Wherever the string "image" appears in the listing, copy that line.

─── SUPPLIED INFORMATION

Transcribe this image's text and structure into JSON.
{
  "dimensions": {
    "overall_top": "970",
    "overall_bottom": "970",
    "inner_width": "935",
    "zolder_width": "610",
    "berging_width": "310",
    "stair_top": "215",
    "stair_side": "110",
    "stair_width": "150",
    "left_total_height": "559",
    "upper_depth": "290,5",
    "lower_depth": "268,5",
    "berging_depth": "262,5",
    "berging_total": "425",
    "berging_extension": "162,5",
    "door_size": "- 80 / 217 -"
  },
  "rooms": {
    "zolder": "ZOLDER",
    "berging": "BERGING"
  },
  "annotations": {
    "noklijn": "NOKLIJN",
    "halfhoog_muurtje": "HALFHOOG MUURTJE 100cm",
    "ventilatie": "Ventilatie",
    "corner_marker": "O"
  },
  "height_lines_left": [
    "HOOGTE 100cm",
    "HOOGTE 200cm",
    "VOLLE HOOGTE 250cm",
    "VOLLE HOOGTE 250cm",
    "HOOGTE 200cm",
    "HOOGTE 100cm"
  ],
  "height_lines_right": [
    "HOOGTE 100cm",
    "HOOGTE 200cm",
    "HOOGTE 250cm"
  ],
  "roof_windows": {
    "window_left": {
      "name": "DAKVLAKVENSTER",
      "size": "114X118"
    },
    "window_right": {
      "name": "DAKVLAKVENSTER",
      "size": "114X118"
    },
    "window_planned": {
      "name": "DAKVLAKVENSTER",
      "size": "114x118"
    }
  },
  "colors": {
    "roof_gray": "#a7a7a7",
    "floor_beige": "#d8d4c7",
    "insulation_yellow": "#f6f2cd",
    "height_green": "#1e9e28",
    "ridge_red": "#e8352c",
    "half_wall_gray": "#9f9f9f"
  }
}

──────
─── SUPPLIED INFORMATION

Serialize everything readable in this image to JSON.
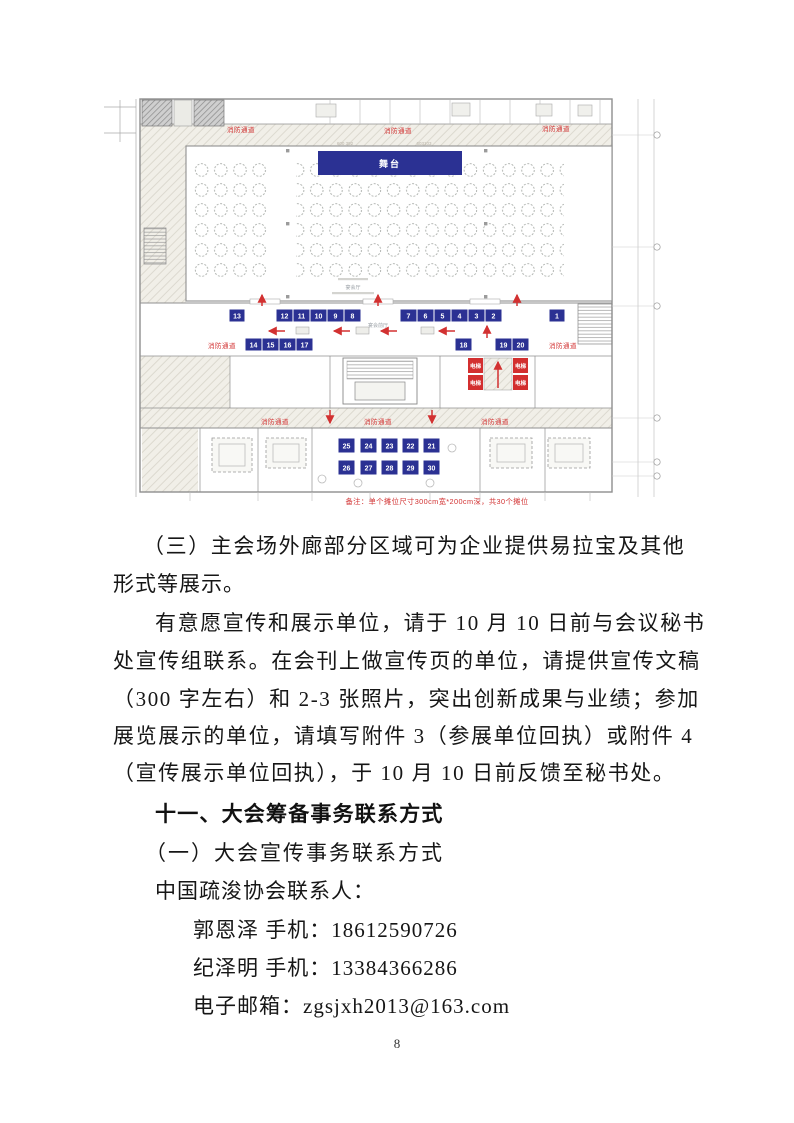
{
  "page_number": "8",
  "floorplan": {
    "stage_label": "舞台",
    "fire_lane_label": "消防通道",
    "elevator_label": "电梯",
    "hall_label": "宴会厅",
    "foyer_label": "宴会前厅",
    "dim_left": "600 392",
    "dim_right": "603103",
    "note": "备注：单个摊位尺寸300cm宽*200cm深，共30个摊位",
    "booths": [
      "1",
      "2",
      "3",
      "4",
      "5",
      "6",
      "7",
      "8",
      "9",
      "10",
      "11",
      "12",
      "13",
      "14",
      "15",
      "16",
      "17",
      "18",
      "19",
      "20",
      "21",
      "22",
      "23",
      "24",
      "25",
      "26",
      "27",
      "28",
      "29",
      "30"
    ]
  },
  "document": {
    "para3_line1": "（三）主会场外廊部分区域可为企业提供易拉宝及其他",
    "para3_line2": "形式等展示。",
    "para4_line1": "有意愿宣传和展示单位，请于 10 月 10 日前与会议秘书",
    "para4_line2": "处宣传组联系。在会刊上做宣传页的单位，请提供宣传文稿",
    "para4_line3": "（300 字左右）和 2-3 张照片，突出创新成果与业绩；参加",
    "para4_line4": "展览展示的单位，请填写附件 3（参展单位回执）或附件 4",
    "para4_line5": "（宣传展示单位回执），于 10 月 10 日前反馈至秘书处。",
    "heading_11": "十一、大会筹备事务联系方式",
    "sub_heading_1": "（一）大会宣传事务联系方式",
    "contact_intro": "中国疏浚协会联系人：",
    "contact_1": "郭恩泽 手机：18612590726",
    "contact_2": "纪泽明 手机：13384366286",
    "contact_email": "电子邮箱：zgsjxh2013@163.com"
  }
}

──────

■ FINAL RESULT:
Transcribe this image's text and structure into JSON.
Serialize everything readable in this image to JSON.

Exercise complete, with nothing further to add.